-- begin Material --

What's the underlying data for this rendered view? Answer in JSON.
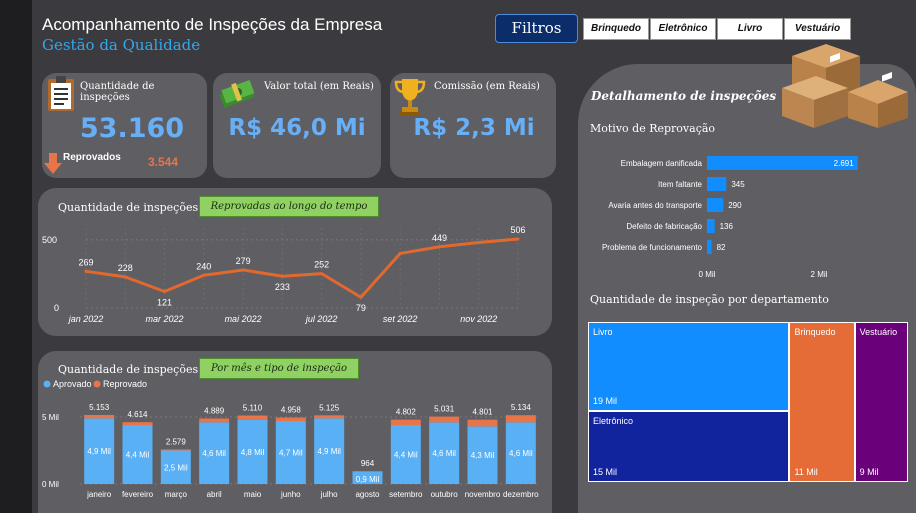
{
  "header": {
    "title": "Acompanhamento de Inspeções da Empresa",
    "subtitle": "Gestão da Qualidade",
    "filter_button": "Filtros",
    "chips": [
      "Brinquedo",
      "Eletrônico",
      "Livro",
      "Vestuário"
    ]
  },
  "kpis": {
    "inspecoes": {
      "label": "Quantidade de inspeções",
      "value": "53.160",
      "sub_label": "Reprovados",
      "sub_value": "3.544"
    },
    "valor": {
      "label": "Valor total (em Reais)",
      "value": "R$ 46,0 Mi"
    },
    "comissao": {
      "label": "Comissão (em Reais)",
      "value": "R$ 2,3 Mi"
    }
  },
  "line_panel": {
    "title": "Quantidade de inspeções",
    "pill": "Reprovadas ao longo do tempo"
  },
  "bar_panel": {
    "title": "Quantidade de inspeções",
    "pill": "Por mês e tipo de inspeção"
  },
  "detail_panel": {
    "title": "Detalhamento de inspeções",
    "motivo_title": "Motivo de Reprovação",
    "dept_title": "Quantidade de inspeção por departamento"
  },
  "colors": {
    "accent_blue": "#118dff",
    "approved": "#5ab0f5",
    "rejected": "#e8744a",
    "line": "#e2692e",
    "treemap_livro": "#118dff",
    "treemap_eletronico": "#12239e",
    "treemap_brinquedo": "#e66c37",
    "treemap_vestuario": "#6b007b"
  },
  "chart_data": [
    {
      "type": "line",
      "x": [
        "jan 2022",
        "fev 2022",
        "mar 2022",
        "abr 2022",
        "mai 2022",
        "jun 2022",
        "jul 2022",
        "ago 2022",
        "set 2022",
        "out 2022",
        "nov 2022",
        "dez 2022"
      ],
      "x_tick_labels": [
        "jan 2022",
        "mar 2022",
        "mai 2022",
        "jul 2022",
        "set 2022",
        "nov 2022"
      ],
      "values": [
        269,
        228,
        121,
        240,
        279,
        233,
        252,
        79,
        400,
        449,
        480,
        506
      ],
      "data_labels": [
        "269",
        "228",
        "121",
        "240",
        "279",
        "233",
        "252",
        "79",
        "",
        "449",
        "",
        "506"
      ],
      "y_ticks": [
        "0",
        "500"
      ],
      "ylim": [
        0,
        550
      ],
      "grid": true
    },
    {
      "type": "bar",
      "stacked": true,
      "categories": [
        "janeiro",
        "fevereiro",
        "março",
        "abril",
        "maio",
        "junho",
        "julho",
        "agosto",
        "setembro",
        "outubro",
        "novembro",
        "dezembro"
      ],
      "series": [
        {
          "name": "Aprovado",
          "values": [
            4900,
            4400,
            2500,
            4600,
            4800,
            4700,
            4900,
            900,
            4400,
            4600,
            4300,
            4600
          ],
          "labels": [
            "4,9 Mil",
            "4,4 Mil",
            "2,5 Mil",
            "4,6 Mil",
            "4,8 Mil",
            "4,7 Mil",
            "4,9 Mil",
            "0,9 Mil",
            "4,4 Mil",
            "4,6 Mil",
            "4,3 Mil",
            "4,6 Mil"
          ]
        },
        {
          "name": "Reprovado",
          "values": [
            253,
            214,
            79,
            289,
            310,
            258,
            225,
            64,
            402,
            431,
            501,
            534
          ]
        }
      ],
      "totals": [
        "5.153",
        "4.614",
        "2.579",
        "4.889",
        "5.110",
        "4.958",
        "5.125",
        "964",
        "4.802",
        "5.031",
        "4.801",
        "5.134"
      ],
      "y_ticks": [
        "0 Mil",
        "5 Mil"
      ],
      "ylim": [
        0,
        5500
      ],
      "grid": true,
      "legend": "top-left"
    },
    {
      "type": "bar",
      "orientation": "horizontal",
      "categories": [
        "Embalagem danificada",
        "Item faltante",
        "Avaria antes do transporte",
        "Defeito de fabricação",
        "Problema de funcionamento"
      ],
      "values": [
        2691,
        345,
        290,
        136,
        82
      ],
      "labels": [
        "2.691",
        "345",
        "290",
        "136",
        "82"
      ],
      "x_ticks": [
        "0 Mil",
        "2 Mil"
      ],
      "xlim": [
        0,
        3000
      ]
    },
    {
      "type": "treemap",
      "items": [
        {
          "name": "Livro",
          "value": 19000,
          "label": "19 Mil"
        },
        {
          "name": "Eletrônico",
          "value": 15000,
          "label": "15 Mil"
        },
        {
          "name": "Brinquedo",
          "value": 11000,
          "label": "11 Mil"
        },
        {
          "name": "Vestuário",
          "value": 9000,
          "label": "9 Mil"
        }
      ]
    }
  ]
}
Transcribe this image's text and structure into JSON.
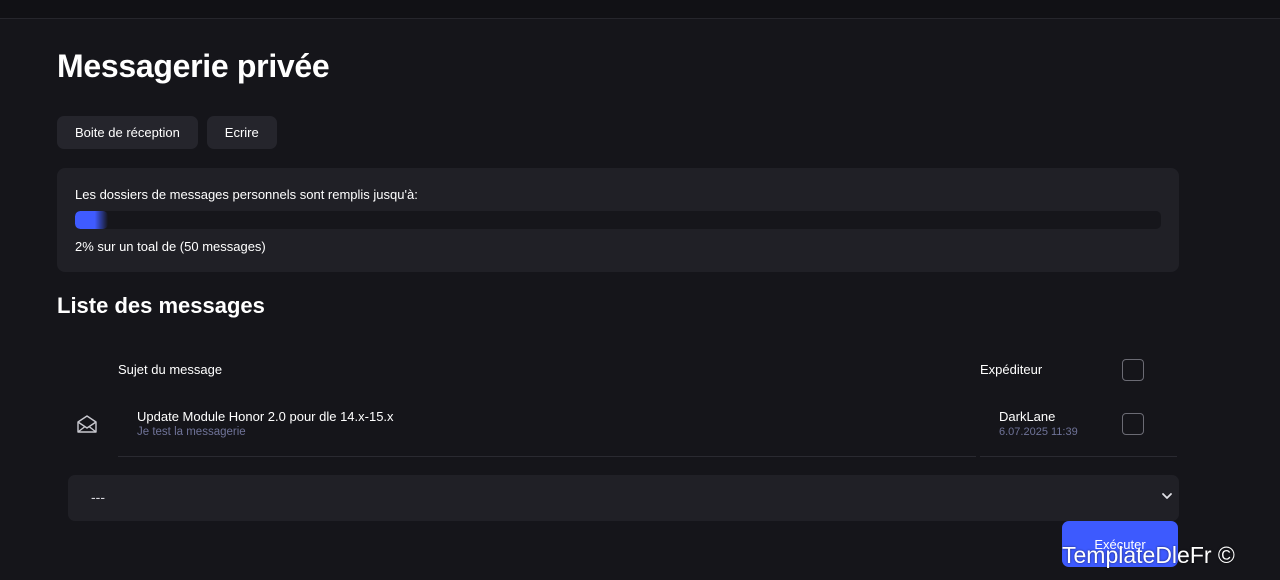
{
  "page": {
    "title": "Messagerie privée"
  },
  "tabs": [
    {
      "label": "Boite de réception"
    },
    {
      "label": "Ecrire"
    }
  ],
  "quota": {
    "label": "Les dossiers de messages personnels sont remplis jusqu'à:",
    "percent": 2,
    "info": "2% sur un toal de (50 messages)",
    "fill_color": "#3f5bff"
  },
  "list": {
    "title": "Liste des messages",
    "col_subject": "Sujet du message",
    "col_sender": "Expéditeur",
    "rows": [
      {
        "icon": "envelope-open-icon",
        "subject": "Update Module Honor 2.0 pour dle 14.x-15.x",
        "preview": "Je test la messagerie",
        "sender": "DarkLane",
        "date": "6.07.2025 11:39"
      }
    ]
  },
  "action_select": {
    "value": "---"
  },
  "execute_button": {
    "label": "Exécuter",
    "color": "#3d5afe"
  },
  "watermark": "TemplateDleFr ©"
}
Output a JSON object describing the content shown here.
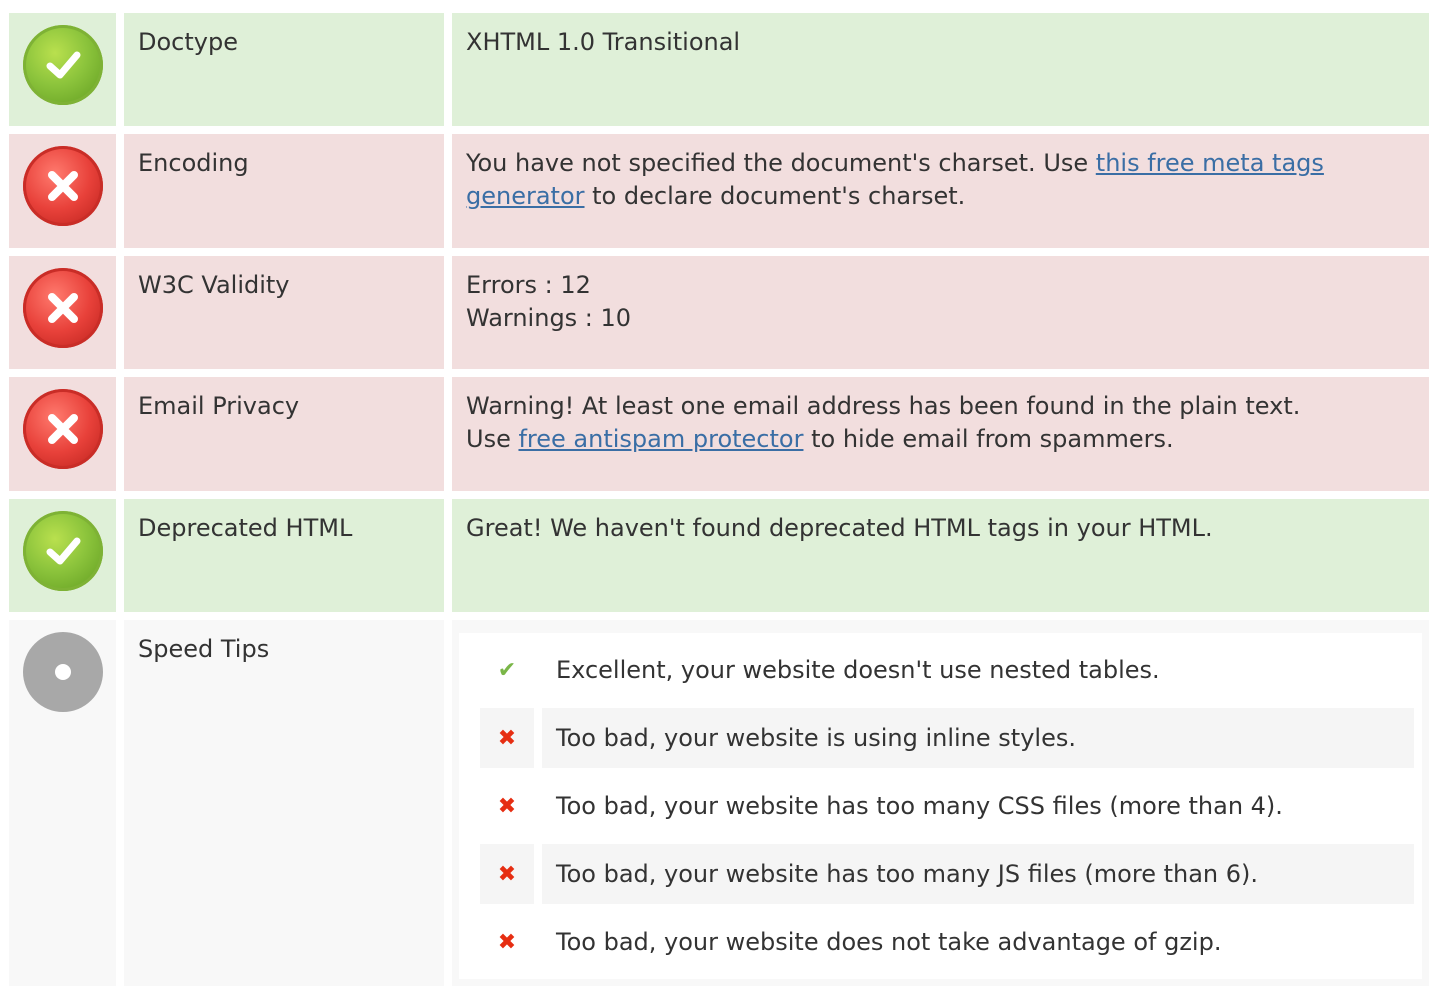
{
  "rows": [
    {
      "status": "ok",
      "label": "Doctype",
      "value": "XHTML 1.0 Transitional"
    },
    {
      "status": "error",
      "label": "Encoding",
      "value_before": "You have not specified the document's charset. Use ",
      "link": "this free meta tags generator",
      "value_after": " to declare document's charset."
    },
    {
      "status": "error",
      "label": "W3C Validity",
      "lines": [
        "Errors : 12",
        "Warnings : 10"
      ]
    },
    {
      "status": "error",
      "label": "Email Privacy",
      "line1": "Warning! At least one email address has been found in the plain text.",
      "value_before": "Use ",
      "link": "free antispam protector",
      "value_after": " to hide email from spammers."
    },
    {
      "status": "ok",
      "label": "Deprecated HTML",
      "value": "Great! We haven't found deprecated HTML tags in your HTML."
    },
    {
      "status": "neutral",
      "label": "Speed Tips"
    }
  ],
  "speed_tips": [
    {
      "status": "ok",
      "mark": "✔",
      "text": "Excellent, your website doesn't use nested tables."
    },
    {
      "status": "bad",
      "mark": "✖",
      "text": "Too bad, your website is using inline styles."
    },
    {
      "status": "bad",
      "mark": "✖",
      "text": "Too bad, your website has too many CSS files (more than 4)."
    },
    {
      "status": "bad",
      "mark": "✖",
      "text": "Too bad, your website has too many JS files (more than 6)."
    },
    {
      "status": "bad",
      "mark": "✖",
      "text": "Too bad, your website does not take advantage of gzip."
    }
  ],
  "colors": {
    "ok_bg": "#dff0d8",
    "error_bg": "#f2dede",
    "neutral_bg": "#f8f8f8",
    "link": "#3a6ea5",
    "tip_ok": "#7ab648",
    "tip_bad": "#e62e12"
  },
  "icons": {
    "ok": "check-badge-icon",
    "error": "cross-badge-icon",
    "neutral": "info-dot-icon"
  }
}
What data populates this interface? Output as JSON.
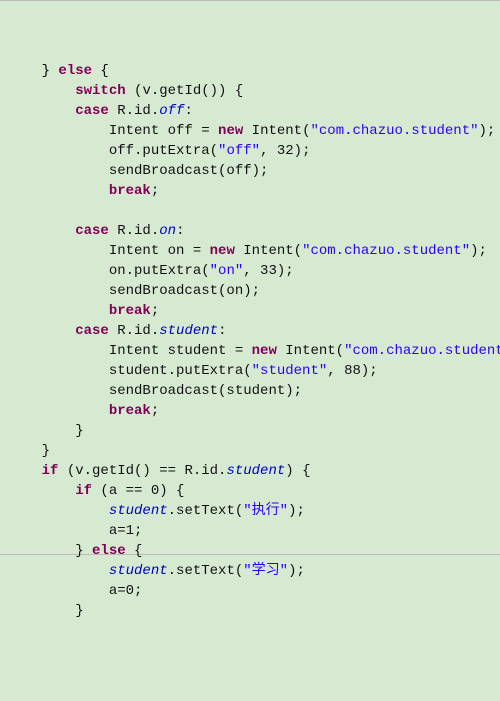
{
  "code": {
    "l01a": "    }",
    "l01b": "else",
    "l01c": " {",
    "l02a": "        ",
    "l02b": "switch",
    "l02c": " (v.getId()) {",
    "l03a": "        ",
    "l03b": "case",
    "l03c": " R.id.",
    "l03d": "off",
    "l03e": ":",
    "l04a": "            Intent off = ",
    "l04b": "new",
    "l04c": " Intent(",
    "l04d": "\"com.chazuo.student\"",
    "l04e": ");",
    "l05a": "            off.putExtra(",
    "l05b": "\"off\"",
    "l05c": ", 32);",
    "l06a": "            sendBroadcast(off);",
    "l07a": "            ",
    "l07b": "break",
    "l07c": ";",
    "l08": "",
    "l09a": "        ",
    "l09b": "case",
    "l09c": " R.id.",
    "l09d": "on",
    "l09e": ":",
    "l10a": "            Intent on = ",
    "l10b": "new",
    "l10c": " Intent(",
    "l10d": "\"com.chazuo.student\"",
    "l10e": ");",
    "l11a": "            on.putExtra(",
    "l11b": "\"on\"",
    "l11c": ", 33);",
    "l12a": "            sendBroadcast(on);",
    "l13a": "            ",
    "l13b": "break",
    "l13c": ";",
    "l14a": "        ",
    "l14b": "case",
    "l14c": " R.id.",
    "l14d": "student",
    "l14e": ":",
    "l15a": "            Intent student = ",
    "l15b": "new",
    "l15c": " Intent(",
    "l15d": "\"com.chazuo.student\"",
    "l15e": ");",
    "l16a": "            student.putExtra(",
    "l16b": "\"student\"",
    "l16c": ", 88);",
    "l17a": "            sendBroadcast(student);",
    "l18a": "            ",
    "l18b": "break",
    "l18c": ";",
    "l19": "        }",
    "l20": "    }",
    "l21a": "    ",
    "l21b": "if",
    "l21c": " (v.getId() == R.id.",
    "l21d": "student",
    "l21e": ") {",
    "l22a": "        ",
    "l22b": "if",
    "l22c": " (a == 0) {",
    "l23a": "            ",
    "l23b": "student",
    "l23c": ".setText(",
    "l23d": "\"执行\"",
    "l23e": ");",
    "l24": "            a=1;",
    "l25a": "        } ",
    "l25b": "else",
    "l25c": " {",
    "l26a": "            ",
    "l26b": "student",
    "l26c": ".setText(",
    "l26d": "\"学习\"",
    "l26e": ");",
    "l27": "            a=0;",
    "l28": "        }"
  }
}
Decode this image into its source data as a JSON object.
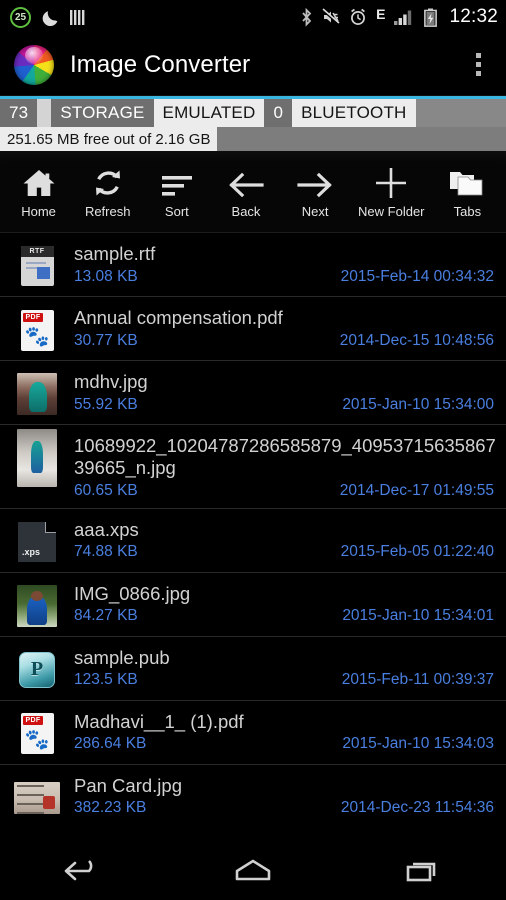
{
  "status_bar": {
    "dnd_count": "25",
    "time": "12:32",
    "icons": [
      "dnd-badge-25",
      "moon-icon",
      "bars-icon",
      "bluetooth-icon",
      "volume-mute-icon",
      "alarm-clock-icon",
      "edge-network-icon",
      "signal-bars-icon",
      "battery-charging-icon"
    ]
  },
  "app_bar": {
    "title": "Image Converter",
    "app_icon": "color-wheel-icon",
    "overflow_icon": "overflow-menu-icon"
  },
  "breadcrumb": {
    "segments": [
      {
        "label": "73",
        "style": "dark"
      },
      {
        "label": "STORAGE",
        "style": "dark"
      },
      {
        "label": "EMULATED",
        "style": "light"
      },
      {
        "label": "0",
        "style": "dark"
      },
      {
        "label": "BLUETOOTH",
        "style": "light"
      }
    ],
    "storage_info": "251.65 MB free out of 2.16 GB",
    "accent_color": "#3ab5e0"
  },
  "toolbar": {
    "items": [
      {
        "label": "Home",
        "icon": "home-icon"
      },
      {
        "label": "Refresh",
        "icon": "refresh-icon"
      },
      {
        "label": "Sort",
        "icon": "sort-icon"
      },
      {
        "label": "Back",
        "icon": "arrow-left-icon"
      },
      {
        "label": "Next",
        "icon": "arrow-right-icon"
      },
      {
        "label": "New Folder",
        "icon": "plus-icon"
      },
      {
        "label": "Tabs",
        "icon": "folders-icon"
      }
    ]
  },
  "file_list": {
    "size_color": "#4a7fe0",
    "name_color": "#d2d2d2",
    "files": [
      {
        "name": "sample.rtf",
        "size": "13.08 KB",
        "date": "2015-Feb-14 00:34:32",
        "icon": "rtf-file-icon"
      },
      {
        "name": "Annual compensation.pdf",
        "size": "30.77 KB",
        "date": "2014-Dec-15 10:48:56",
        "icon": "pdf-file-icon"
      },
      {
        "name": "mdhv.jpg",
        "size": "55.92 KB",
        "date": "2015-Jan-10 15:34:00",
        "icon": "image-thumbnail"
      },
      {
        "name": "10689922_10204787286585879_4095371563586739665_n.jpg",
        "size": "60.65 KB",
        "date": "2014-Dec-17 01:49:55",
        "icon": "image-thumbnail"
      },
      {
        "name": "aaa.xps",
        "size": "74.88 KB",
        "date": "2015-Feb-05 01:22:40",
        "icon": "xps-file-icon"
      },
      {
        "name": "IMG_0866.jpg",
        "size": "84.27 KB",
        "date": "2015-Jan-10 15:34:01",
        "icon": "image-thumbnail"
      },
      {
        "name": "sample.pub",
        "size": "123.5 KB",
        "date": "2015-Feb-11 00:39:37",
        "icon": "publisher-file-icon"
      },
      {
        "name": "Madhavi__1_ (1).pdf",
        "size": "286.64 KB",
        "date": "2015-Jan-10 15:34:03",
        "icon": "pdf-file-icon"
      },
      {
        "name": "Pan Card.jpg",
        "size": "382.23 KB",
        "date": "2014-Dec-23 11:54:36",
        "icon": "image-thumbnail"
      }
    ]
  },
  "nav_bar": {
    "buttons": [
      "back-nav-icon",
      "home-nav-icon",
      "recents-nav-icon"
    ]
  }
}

-- end Material --

● **Task directions**
Among the entries, how many lines contain the string "messages"? Give the number without anything else.

● **Result**
3